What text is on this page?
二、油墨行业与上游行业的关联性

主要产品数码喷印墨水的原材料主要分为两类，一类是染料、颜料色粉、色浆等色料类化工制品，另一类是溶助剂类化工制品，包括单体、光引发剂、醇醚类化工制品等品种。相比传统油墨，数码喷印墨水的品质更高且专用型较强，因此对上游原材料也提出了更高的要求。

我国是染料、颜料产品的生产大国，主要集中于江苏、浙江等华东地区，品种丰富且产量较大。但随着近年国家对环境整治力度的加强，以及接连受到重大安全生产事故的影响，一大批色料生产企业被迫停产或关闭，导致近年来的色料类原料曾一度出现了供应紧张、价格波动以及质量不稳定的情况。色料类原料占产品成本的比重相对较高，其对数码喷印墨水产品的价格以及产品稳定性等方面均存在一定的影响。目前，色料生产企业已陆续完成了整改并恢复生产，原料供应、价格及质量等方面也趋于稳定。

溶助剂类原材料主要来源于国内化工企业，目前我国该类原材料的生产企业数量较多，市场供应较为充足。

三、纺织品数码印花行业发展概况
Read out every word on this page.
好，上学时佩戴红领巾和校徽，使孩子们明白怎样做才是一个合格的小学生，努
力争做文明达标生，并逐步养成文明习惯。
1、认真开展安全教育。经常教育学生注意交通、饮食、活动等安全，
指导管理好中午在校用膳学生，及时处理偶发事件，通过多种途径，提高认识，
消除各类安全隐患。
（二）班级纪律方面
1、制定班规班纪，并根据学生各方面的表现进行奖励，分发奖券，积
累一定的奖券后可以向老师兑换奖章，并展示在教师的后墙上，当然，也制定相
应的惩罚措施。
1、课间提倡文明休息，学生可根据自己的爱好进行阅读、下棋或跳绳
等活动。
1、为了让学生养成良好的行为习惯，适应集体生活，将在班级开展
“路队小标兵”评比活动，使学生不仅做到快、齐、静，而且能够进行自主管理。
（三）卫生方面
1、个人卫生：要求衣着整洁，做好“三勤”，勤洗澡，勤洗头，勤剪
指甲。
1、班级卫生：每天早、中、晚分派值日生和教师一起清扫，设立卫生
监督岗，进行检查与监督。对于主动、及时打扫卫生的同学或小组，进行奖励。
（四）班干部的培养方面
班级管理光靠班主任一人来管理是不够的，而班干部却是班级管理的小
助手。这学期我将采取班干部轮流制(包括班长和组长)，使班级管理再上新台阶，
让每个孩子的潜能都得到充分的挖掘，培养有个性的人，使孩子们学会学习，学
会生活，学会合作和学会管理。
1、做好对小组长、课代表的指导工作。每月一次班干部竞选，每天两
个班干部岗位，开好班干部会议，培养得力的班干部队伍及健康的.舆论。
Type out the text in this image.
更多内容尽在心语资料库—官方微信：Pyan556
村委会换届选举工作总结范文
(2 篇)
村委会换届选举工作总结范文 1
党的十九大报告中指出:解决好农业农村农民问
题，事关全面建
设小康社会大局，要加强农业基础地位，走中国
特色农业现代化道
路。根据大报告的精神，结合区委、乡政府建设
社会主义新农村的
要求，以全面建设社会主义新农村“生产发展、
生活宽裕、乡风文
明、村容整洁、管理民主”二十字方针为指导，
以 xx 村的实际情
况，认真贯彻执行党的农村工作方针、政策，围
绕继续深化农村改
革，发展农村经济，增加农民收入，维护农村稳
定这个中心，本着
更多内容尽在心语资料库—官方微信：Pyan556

◇ ◇ ◇ ◇ ◇ ◇ ◇

▸ **REQUIRED TASK**:
Copy down the material exactly as written.

▸ **WRITTEN RESPONSE**:
What text is on this page?
二、油墨行业与上游行业的关联性

主要产品数码喷印墨水的原材料主要分为两类，一类是染料、颜料色粉、色浆等色料类化工制品，另一类是溶助剂类化工制品，包括单体、光引发剂、醇醚类化工制品等品种。相比传统油墨，数码喷印墨水的品质更高且专用型较强，因此对上游原材料也提出了更高的要求。

我国是染料、颜料产品的生产大国，主要集中于江苏、浙江等华东地区，品种丰富且产量较大。但随着近年国家对环境整治力度的加强，以及接连受到重大安全生产事故的影响，一大批色料生产企业被迫停产或关闭，导致近年来的色料类原料曾一度出现了供应紧张、价格波动以及质量不稳定的情况。色料类原料占产品成本的比重相对较高，其对数码喷印墨水产品的价格以及产品稳定性等方面均存在一定的影响。目前，色料生产企业已陆续完成了整改并恢复生产，原料供应、价格及质量等方面也趋于稳定。

溶助剂类原材料主要来源于国内化工企业，目前我国该类原材料的生产企业数量较多，市场供应较为充足。

三、纺织品数码印花行业发展概况
Read out every word on this page.
好，上学时佩戴红领巾和校徽，使孩子们明白怎样做才是一个合格的小学生，努
力争做文明达标生，并逐步养成文明习惯。
1、认真开展安全教育。经常教育学生注意交通、饮食、活动等安全，
指导管理好中午在校用膳学生，及时处理偶发事件，通过多种途径，提高认识，
消除各类安全隐患。
（二）班级纪律方面
1、制定班规班纪，并根据学生各方面的表现进行奖励，分发奖券，积
累一定的奖券后可以向老师兑换奖章，并展示在教师的后墙上，当然，也制定相
应的惩罚措施。
1、课间提倡文明休息，学生可根据自己的爱好进行阅读、下棋或跳绳
等活动。
1、为了让学生养成良好的行为习惯，适应集体生活，将在班级开展
“路队小标兵”评比活动，使学生不仅做到快、齐、静，而且能够进行自主管理。
（三）卫生方面
1、个人卫生：要求衣着整洁，做好“三勤”，勤洗澡，勤洗头，勤剪
指甲。
1、班级卫生：每天早、中、晚分派值日生和教师一起清扫，设立卫生
监督岗，进行检查与监督。对于主动、及时打扫卫生的同学或小组，进行奖励。
（四）班干部的培养方面
班级管理光靠班主任一人来管理是不够的，而班干部却是班级管理的小
助手。这学期我将采取班干部轮流制(包括班长和组长)，使班级管理再上新台阶，
让每个孩子的潜能都得到充分的挖掘，培养有个性的人，使孩子们学会学习，学
会生活，学会合作和学会管理。
1、做好对小组长、课代表的指导工作。每月一次班干部竞选，每天两
个班干部岗位，开好班干部会议，培养得力的班干部队伍及健康的.舆论。
Type out the text in this image.
更多内容尽在心语资料库—官方微信：Pyan556
村委会换届选举工作总结范文
(2 篇)
村委会换届选举工作总结范文 1
党的十九大报告中指出:解决好农业农村农民问
题，事关全面建
设小康社会大局，要加强农业基础地位，走中国
特色农业现代化道
路。根据大报告的精神，结合区委、乡政府建设
社会主义新农村的
要求，以全面建设社会主义新农村“生产发展、
生活宽裕、乡风文
明、村容整洁、管理民主”二十字方针为指导，
以 xx 村的实际情
况，认真贯彻执行党的农村工作方针、政策，围
绕继续深化农村改
革，发展农村经济，增加农民收入，维护农村稳
定这个中心，本着
更多内容尽在心语资料库—官方微信：Pyan556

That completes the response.